** START OF EXCERPTED DATA **
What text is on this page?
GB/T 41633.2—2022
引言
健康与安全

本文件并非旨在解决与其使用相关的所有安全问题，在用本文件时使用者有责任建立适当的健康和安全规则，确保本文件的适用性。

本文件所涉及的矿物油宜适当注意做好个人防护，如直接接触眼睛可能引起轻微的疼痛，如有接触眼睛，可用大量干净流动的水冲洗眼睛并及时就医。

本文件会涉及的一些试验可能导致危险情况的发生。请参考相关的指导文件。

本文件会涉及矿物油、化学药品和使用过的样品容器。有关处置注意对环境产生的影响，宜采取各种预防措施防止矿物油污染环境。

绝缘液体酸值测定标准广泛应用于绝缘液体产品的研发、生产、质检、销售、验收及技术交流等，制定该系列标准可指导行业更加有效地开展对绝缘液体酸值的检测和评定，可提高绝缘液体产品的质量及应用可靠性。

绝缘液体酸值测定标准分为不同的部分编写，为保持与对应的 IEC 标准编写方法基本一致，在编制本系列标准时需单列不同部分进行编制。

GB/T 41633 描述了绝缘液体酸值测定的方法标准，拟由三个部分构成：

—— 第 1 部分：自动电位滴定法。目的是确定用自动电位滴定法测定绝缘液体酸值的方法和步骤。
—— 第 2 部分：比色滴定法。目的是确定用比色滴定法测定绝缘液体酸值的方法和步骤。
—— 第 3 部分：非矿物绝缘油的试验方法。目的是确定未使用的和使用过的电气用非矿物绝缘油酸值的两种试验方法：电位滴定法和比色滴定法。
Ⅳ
** END OF EXCERPTED DATA **
INSTRUCTIONS TO FOLLOW
Retype the whole listing above exactly.

REPLY
What text is on this page?
GB/T 41633.2—2022
引言
健康与安全

本文件并非旨在解决与其使用相关的所有安全问题，在用本文件时使用者有责任建立适当的健康和安全规则，确保本文件的适用性。

本文件所涉及的矿物油宜适当注意做好个人防护，如直接接触眼睛可能引起轻微的疼痛，如有接触眼睛，可用大量干净流动的水冲洗眼睛并及时就医。

本文件会涉及的一些试验可能导致危险情况的发生。请参考相关的指导文件。

本文件会涉及矿物油、化学药品和使用过的样品容器。有关处置注意对环境产生的影响，宜采取各种预防措施防止矿物油污染环境。

绝缘液体酸值测定标准广泛应用于绝缘液体产品的研发、生产、质检、销售、验收及技术交流等，制定该系列标准可指导行业更加有效地开展对绝缘液体酸值的检测和评定，可提高绝缘液体产品的质量及应用可靠性。

绝缘液体酸值测定标准分为不同的部分编写，为保持与对应的 IEC 标准编写方法基本一致，在编制本系列标准时需单列不同部分进行编制。

GB/T 41633 描述了绝缘液体酸值测定的方法标准，拟由三个部分构成：

—— 第 1 部分：自动电位滴定法。目的是确定用自动电位滴定法测定绝缘液体酸值的方法和步骤。
—— 第 2 部分：比色滴定法。目的是确定用比色滴定法测定绝缘液体酸值的方法和步骤。
—— 第 3 部分：非矿物绝缘油的试验方法。目的是确定未使用的和使用过的电气用非矿物绝缘油酸值的两种试验方法：电位滴定法和比色滴定法。
Ⅳ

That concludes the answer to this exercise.